• What this task involves
Repeat the entries below exactly as they appear, with no pictures.

• Input rows
■ ■ ■ ■
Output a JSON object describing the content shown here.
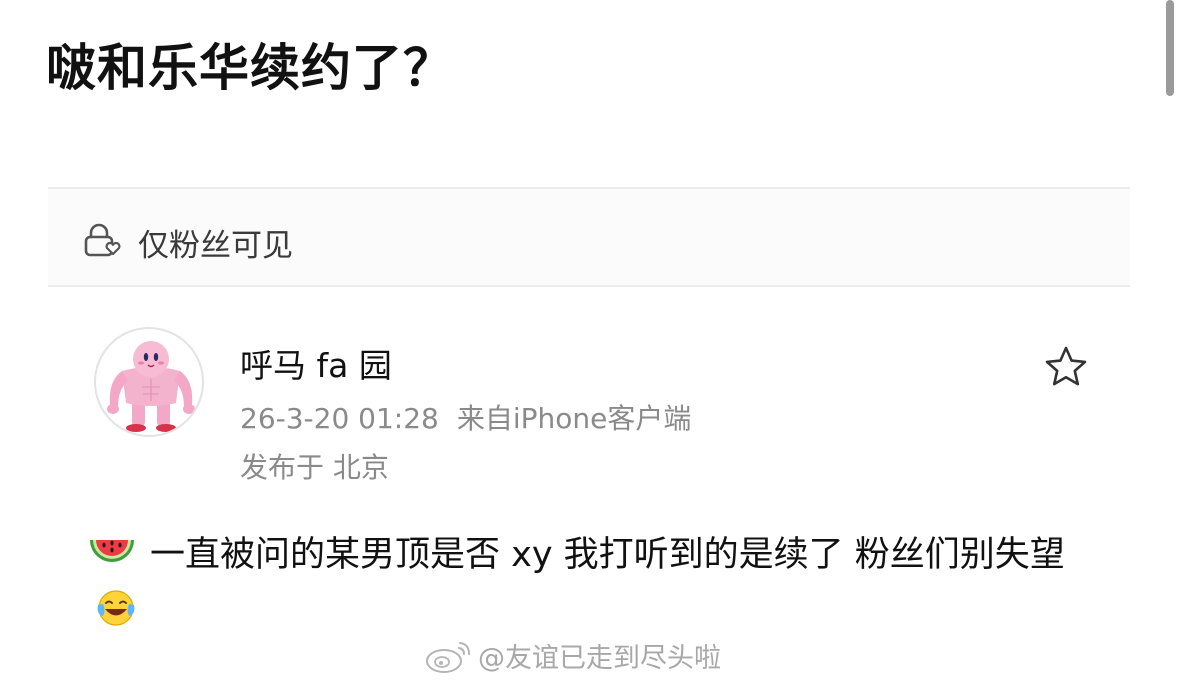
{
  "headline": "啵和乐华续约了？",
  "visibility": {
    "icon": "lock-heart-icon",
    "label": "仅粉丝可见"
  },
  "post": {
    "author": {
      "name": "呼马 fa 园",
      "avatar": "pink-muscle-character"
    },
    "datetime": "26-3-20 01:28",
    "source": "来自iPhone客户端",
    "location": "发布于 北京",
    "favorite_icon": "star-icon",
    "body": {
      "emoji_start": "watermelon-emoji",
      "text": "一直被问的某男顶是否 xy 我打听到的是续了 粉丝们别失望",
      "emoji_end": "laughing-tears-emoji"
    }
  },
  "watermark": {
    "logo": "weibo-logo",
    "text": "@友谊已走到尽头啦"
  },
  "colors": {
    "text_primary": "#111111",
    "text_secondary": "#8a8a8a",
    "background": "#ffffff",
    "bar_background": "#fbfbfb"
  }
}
■ ■ ■ ■
• Correct result
Output a JSON object describing the content shown here.
{
  "headline": "啵和乐华续约了？",
  "visibility": {
    "icon": "lock-heart-icon",
    "label": "仅粉丝可见"
  },
  "post": {
    "author": {
      "name": "呼马 fa 园",
      "avatar": "pink-muscle-character"
    },
    "datetime": "26-3-20 01:28",
    "source": "来自iPhone客户端",
    "location": "发布于 北京",
    "favorite_icon": "star-icon",
    "body": {
      "emoji_start": "watermelon-emoji",
      "text": "一直被问的某男顶是否 xy 我打听到的是续了 粉丝们别失望",
      "emoji_end": "laughing-tears-emoji"
    }
  },
  "watermark": {
    "logo": "weibo-logo",
    "text": "@友谊已走到尽头啦"
  },
  "colors": {
    "text_primary": "#111111",
    "text_secondary": "#8a8a8a",
    "background": "#ffffff",
    "bar_background": "#fbfbfb"
  }
}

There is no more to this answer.